| PROBLEM REQUIREMENTS |
Pick out the lines below with "text" and list them.

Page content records
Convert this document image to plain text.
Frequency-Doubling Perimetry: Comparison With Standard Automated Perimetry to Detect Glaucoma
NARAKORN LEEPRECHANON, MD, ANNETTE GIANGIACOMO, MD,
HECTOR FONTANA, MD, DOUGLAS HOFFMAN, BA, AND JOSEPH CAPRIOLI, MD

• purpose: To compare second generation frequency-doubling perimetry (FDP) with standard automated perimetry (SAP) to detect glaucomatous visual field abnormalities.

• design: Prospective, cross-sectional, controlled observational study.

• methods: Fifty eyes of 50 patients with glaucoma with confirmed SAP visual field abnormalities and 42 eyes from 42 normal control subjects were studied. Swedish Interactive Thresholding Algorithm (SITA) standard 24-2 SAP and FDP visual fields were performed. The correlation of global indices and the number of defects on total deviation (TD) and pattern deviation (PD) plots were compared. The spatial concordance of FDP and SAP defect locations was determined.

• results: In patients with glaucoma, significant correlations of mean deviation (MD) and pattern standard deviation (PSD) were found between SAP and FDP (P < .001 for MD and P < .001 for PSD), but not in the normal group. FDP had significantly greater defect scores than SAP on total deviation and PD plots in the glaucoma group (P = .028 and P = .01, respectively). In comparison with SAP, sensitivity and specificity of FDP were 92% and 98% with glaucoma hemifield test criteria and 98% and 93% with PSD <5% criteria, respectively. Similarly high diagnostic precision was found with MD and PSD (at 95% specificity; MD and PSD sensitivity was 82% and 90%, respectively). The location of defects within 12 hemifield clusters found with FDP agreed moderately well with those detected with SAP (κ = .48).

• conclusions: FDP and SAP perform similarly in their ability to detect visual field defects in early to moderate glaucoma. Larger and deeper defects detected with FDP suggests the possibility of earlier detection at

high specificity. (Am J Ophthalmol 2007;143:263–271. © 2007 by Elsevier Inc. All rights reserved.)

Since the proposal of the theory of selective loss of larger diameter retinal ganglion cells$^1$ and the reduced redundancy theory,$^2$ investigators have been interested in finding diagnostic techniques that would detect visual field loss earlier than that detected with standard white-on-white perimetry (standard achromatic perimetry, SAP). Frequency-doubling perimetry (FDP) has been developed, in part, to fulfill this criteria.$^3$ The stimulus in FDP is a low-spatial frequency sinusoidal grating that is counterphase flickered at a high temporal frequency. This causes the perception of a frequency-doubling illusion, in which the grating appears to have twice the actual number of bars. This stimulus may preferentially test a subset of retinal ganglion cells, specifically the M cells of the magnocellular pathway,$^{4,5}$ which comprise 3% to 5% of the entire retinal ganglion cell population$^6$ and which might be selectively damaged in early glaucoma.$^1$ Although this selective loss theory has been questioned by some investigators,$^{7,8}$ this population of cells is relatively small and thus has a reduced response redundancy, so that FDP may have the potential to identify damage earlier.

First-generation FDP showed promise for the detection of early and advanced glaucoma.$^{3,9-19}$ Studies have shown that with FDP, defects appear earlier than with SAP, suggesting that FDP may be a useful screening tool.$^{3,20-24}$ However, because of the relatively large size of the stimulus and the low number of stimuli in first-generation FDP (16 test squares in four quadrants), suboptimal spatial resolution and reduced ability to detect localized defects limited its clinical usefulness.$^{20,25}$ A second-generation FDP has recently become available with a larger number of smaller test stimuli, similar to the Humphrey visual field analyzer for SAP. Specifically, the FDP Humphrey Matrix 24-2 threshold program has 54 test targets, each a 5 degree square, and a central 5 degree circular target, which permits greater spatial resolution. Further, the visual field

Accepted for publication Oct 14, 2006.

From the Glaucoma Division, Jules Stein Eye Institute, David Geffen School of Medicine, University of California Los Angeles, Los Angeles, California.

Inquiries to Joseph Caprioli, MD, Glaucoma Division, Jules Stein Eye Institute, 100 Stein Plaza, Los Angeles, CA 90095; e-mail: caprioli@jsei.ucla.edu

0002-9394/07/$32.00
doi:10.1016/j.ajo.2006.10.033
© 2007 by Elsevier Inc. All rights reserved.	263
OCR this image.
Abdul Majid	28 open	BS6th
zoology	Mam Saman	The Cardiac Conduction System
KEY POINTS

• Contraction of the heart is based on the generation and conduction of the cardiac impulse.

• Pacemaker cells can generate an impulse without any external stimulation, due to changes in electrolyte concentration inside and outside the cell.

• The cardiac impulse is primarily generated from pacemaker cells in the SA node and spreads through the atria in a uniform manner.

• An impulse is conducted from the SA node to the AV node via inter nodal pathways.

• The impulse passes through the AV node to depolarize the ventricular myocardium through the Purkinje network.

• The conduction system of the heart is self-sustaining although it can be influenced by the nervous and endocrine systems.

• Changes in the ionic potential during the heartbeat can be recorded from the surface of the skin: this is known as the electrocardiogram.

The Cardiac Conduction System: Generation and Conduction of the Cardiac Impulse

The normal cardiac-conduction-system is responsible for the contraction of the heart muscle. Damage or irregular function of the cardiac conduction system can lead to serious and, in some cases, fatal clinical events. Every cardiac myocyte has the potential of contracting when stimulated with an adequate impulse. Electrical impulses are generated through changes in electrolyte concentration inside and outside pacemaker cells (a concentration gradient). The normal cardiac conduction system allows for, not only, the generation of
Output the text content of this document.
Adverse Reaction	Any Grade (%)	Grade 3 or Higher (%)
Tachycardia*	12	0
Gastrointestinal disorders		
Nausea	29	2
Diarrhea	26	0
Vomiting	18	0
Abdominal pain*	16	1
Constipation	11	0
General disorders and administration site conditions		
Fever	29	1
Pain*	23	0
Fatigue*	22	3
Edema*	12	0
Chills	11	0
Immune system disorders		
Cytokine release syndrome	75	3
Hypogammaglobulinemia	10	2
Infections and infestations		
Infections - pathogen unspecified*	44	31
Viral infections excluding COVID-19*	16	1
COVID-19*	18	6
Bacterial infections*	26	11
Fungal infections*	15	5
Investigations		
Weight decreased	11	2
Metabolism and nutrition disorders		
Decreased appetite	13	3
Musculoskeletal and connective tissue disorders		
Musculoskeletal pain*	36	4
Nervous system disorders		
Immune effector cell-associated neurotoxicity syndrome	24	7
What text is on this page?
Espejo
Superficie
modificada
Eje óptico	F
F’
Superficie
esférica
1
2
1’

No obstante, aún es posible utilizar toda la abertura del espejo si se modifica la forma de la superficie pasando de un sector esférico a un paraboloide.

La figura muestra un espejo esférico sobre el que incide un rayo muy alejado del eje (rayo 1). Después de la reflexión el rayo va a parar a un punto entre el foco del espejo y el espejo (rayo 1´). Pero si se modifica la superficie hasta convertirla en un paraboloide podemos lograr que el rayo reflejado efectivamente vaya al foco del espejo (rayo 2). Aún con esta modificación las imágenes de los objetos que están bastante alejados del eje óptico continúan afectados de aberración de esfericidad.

| RESULT |
Convert this document image to plain text.
Output the text content of this document.
What text is on this page?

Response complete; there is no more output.